== Goal of the exercise ==
Please print the entries exactly, omitting each image.

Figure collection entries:
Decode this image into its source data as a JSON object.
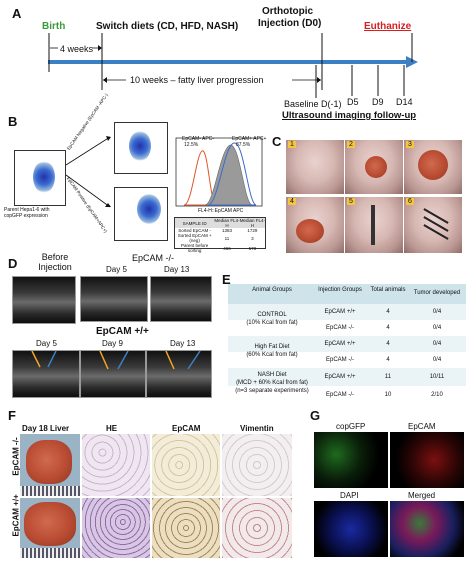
{
  "panelA": {
    "label": "A",
    "birth": "Birth",
    "switch_diets": "Switch diets (CD, HFD, NASH)",
    "orthotopic": "Orthotopic",
    "injection_d0": "Injection (D0)",
    "euthanize": "Euthanize",
    "four_weeks": "4 weeks",
    "ten_weeks": "10 weeks – fatty liver progression",
    "baseline": "Baseline D(-1)",
    "d5": "D5",
    "d9": "D9",
    "d14": "D14",
    "ultrasound": "Ultrasound imaging follow-up",
    "colors": {
      "arrow": "#3d7fc4",
      "birth": "#3a9a3a",
      "euthanize": "#d42020"
    }
  },
  "panelB": {
    "label": "B",
    "parent_caption": "Parent Hepa1-6 with copGFP expression",
    "sort_neg": "EpCAM Negative (EpCAM -APC-)",
    "sort_pos": "EpCAM Positive (EpCAM+APC+)",
    "hist_neg": "EpCAM- APC-",
    "hist_neg_pct": "12.5%",
    "hist_pos": "EpCAM+ APC+",
    "hist_pos_pct": "87.5%",
    "hist_xlabel": "FL4-H::EpCAM APC",
    "table_header": [
      "SAMPLE ID",
      "Median FL4-H",
      "Median FL4-H"
    ],
    "table_rows": [
      [
        "Sorted EpCAM -",
        "1383",
        "1729"
      ],
      [
        "Sorted EpCAM + (neg)",
        "11",
        "3"
      ],
      [
        "Parent before sorting",
        "466",
        "578"
      ]
    ]
  },
  "panelC": {
    "label": "C",
    "steps": [
      "1",
      "2",
      "3",
      "4",
      "5",
      "6"
    ]
  },
  "panelD": {
    "label": "D",
    "before": "Before Injection",
    "epcam_neg": "EpCAM -/-",
    "epcam_pos": "EpCAM +/+",
    "neg_days": [
      "Day 5",
      "Day 13"
    ],
    "pos_days": [
      "Day 5",
      "Day 9",
      "Day 13"
    ]
  },
  "panelE": {
    "label": "E",
    "headers": [
      "Animal Groups",
      "Injection Groups",
      "Total animals",
      "Tumor developed"
    ],
    "groups": [
      {
        "name": "CONTROL",
        "sub": "(10% Kcal from fat)",
        "rows": [
          [
            "EpCAM +/+",
            "4",
            "0/4"
          ],
          [
            "EpCAM -/-",
            "4",
            "0/4"
          ]
        ]
      },
      {
        "name": "High Fat Diet",
        "sub": "(60% Kcal from fat)",
        "rows": [
          [
            "EpCAM +/+",
            "4",
            "0/4"
          ],
          [
            "EpCAM -/-",
            "4",
            "0/4"
          ]
        ]
      },
      {
        "name": "NASH Diet",
        "sub": "(MCD + 60% Kcal from fat)",
        "sub2": "(n=3 separate experiments)",
        "rows": [
          [
            "EpCAM +/+",
            "11",
            "10/11"
          ],
          [
            "EpCAM -/-",
            "10",
            "2/10"
          ]
        ]
      }
    ],
    "colors": {
      "header": "#cfe3ea",
      "row_a": "#eaf3f6",
      "row_b": "#ffffff"
    }
  },
  "panelF": {
    "label": "F",
    "headers": [
      "Day 18 Liver",
      "HE",
      "EpCAM",
      "Vimentin"
    ],
    "row_labels": [
      "EpCAM -/-",
      "EpCAM +/+"
    ]
  },
  "panelG": {
    "label": "G",
    "headers": [
      "copGFP",
      "EpCAM",
      "DAPI",
      "Merged"
    ]
  }
}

== Your response ==
Decode this image into its source data as a JSON object.
{
  "panelA": {
    "label": "A",
    "birth": "Birth",
    "switch_diets": "Switch diets (CD, HFD, NASH)",
    "orthotopic": "Orthotopic",
    "injection_d0": "Injection (D0)",
    "euthanize": "Euthanize",
    "four_weeks": "4 weeks",
    "ten_weeks": "10 weeks – fatty liver progression",
    "baseline": "Baseline D(-1)",
    "d5": "D5",
    "d9": "D9",
    "d14": "D14",
    "ultrasound": "Ultrasound imaging follow-up",
    "colors": {
      "arrow": "#3d7fc4",
      "birth": "#3a9a3a",
      "euthanize": "#d42020"
    }
  },
  "panelB": {
    "label": "B",
    "parent_caption": "Parent Hepa1-6 with copGFP expression",
    "sort_neg": "EpCAM Negative (EpCAM -APC-)",
    "sort_pos": "EpCAM Positive (EpCAM+APC+)",
    "hist_neg": "EpCAM- APC-",
    "hist_neg_pct": "12.5%",
    "hist_pos": "EpCAM+ APC+",
    "hist_pos_pct": "87.5%",
    "hist_xlabel": "FL4-H::EpCAM APC",
    "table_header": [
      "SAMPLE ID",
      "Median FL4-H",
      "Median FL4-H"
    ],
    "table_rows": [
      [
        "Sorted EpCAM -",
        "1383",
        "1729"
      ],
      [
        "Sorted EpCAM + (neg)",
        "11",
        "3"
      ],
      [
        "Parent before sorting",
        "466",
        "578"
      ]
    ]
  },
  "panelC": {
    "label": "C",
    "steps": [
      "1",
      "2",
      "3",
      "4",
      "5",
      "6"
    ]
  },
  "panelD": {
    "label": "D",
    "before": "Before Injection",
    "epcam_neg": "EpCAM -/-",
    "epcam_pos": "EpCAM +/+",
    "neg_days": [
      "Day 5",
      "Day 13"
    ],
    "pos_days": [
      "Day 5",
      "Day 9",
      "Day 13"
    ]
  },
  "panelE": {
    "label": "E",
    "headers": [
      "Animal Groups",
      "Injection Groups",
      "Total animals",
      "Tumor developed"
    ],
    "groups": [
      {
        "name": "CONTROL",
        "sub": "(10% Kcal from fat)",
        "rows": [
          [
            "EpCAM +/+",
            "4",
            "0/4"
          ],
          [
            "EpCAM -/-",
            "4",
            "0/4"
          ]
        ]
      },
      {
        "name": "High Fat Diet",
        "sub": "(60% Kcal from fat)",
        "rows": [
          [
            "EpCAM +/+",
            "4",
            "0/4"
          ],
          [
            "EpCAM -/-",
            "4",
            "0/4"
          ]
        ]
      },
      {
        "name": "NASH Diet",
        "sub": "(MCD + 60% Kcal from fat)",
        "sub2": "(n=3 separate experiments)",
        "rows": [
          [
            "EpCAM +/+",
            "11",
            "10/11"
          ],
          [
            "EpCAM -/-",
            "10",
            "2/10"
          ]
        ]
      }
    ],
    "colors": {
      "header": "#cfe3ea",
      "row_a": "#eaf3f6",
      "row_b": "#ffffff"
    }
  },
  "panelF": {
    "label": "F",
    "headers": [
      "Day 18 Liver",
      "HE",
      "EpCAM",
      "Vimentin"
    ],
    "row_labels": [
      "EpCAM -/-",
      "EpCAM +/+"
    ]
  },
  "panelG": {
    "label": "G",
    "headers": [
      "copGFP",
      "EpCAM",
      "DAPI",
      "Merged"
    ]
  }
}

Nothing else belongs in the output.